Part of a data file
____________________

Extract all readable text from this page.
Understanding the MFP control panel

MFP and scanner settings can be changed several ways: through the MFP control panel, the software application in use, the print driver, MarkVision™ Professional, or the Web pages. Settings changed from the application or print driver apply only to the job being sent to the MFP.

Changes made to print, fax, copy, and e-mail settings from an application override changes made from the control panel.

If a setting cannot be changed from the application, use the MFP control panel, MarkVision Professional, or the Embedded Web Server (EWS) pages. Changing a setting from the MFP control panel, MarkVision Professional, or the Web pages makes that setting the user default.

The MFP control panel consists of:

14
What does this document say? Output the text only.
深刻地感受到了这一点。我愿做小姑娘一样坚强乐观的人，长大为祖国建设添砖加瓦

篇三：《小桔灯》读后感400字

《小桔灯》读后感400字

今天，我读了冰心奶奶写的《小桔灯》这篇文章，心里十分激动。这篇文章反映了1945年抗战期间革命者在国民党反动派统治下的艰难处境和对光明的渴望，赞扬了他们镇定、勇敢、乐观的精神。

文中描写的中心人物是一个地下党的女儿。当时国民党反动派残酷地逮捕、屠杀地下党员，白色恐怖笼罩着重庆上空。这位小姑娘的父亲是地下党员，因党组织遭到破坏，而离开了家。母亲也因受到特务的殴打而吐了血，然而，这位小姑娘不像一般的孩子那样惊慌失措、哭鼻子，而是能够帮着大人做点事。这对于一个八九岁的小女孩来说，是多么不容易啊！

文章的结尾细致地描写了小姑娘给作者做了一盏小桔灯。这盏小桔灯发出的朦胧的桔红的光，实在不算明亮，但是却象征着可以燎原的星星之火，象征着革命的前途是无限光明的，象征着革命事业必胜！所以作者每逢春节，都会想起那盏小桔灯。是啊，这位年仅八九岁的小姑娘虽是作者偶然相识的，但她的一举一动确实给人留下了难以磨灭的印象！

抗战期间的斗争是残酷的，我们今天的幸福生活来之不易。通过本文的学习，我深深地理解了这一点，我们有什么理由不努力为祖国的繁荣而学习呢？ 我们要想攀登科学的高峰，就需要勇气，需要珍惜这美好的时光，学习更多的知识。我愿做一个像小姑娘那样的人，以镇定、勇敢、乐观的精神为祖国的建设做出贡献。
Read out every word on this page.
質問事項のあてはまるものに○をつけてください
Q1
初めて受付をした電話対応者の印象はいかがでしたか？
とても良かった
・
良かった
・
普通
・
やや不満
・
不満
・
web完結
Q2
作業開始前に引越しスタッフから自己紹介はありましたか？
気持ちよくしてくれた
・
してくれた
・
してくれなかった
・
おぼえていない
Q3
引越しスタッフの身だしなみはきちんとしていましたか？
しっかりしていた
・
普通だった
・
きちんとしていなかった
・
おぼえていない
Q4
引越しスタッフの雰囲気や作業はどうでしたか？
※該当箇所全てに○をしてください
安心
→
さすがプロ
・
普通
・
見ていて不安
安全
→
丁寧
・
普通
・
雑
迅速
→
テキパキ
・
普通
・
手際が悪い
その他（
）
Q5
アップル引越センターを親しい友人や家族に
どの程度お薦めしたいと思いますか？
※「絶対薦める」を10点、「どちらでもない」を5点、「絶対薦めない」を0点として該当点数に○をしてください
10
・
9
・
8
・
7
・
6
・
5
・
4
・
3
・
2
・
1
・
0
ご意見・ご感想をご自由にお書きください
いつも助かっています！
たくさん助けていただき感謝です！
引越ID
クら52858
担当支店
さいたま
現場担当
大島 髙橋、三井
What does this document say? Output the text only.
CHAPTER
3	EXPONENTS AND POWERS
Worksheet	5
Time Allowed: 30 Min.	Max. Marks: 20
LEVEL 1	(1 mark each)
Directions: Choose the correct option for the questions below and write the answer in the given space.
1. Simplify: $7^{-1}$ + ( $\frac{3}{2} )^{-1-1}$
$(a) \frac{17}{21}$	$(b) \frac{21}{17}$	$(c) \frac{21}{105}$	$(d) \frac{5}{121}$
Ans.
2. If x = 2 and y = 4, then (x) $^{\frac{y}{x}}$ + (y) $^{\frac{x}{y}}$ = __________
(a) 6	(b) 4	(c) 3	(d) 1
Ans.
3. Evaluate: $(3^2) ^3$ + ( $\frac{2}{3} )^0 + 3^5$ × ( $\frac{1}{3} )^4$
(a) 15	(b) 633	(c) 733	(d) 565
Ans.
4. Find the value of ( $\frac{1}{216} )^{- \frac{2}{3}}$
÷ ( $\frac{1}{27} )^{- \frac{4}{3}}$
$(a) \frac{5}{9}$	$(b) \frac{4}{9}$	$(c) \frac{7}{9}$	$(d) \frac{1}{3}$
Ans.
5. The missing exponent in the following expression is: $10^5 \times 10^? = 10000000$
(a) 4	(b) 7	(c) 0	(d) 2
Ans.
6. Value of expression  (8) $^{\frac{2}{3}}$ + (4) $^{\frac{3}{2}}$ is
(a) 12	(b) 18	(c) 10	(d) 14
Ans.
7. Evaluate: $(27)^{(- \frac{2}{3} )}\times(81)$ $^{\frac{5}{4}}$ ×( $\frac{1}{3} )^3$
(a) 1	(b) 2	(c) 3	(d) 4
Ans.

____________________

Return what is listed above, exactly and completely.

Extract all readable text from this page.
Understanding the MFP control panel

MFP and scanner settings can be changed several ways: through the MFP control panel, the software application in use, the print driver, MarkVision™ Professional, or the Web pages. Settings changed from the application or print driver apply only to the job being sent to the MFP.

Changes made to print, fax, copy, and e-mail settings from an application override changes made from the control panel.

If a setting cannot be changed from the application, use the MFP control panel, MarkVision Professional, or the Embedded Web Server (EWS) pages. Changing a setting from the MFP control panel, MarkVision Professional, or the Web pages makes that setting the user default.

The MFP control panel consists of:

14
What does this document say? Output the text only.
深刻地感受到了这一点。我愿做小姑娘一样坚强乐观的人，长大为祖国建设添砖加瓦

篇三：《小桔灯》读后感400字

《小桔灯》读后感400字

今天，我读了冰心奶奶写的《小桔灯》这篇文章，心里十分激动。这篇文章反映了1945年抗战期间革命者在国民党反动派统治下的艰难处境和对光明的渴望，赞扬了他们镇定、勇敢、乐观的精神。

文中描写的中心人物是一个地下党的女儿。当时国民党反动派残酷地逮捕、屠杀地下党员，白色恐怖笼罩着重庆上空。这位小姑娘的父亲是地下党员，因党组织遭到破坏，而离开了家。母亲也因受到特务的殴打而吐了血，然而，这位小姑娘不像一般的孩子那样惊慌失措、哭鼻子，而是能够帮着大人做点事。这对于一个八九岁的小女孩来说，是多么不容易啊！

文章的结尾细致地描写了小姑娘给作者做了一盏小桔灯。这盏小桔灯发出的朦胧的桔红的光，实在不算明亮，但是却象征着可以燎原的星星之火，象征着革命的前途是无限光明的，象征着革命事业必胜！所以作者每逢春节，都会想起那盏小桔灯。是啊，这位年仅八九岁的小姑娘虽是作者偶然相识的，但她的一举一动确实给人留下了难以磨灭的印象！

抗战期间的斗争是残酷的，我们今天的幸福生活来之不易。通过本文的学习，我深深地理解了这一点，我们有什么理由不努力为祖国的繁荣而学习呢？ 我们要想攀登科学的高峰，就需要勇气，需要珍惜这美好的时光，学习更多的知识。我愿做一个像小姑娘那样的人，以镇定、勇敢、乐观的精神为祖国的建设做出贡献。
Read out every word on this page.
質問事項のあてはまるものに○をつけてください
Q1
初めて受付をした電話対応者の印象はいかがでしたか？
とても良かった
・
良かった
・
普通
・
やや不満
・
不満
・
web完結
Q2
作業開始前に引越しスタッフから自己紹介はありましたか？
気持ちよくしてくれた
・
してくれた
・
してくれなかった
・
おぼえていない
Q3
引越しスタッフの身だしなみはきちんとしていましたか？
しっかりしていた
・
普通だった
・
きちんとしていなかった
・
おぼえていない
Q4
引越しスタッフの雰囲気や作業はどうでしたか？
※該当箇所全てに○をしてください
安心
→
さすがプロ
・
普通
・
見ていて不安
安全
→
丁寧
・
普通
・
雑
迅速
→
テキパキ
・
普通
・
手際が悪い
その他（
）
Q5
アップル引越センターを親しい友人や家族に
どの程度お薦めしたいと思いますか？
※「絶対薦める」を10点、「どちらでもない」を5点、「絶対薦めない」を0点として該当点数に○をしてください
10
・
9
・
8
・
7
・
6
・
5
・
4
・
3
・
2
・
1
・
0
ご意見・ご感想をご自由にお書きください
いつも助かっています！
たくさん助けていただき感謝です！
引越ID
クら52858
担当支店
さいたま
現場担当
大島 髙橋、三井
What does this document say? Output the text only.
CHAPTER
3	EXPONENTS AND POWERS
Worksheet	5
Time Allowed: 30 Min.	Max. Marks: 20
LEVEL 1	(1 mark each)
Directions: Choose the correct option for the questions below and write the answer in the given space.
1. Simplify: $7^{-1}$ + ( $\frac{3}{2} )^{-1-1}$
$(a) \frac{17}{21}$	$(b) \frac{21}{17}$	$(c) \frac{21}{105}$	$(d) \frac{5}{121}$
Ans.
2. If x = 2 and y = 4, then (x) $^{\frac{y}{x}}$ + (y) $^{\frac{x}{y}}$ = __________
(a) 6	(b) 4	(c) 3	(d) 1
Ans.
3. Evaluate: $(3^2) ^3$ + ( $\frac{2}{3} )^0 + 3^5$ × ( $\frac{1}{3} )^4$
(a) 15	(b) 633	(c) 733	(d) 565
Ans.
4. Find the value of ( $\frac{1}{216} )^{- \frac{2}{3}}$
÷ ( $\frac{1}{27} )^{- \frac{4}{3}}$
$(a) \frac{5}{9}$	$(b) \frac{4}{9}$	$(c) \frac{7}{9}$	$(d) \frac{1}{3}$
Ans.
5. The missing exponent in the following expression is: $10^5 \times 10^? = 10000000$
(a) 4	(b) 7	(c) 0	(d) 2
Ans.
6. Value of expression  (8) $^{\frac{2}{3}}$ + (4) $^{\frac{3}{2}}$ is
(a) 12	(b) 18	(c) 10	(d) 14
Ans.
7. Evaluate: $(27)^{(- \frac{2}{3} )}\times(81)$ $^{\frac{5}{4}}$ ×( $\frac{1}{3} )^3$
(a) 1	(b) 2	(c) 3	(d) 4
Ans.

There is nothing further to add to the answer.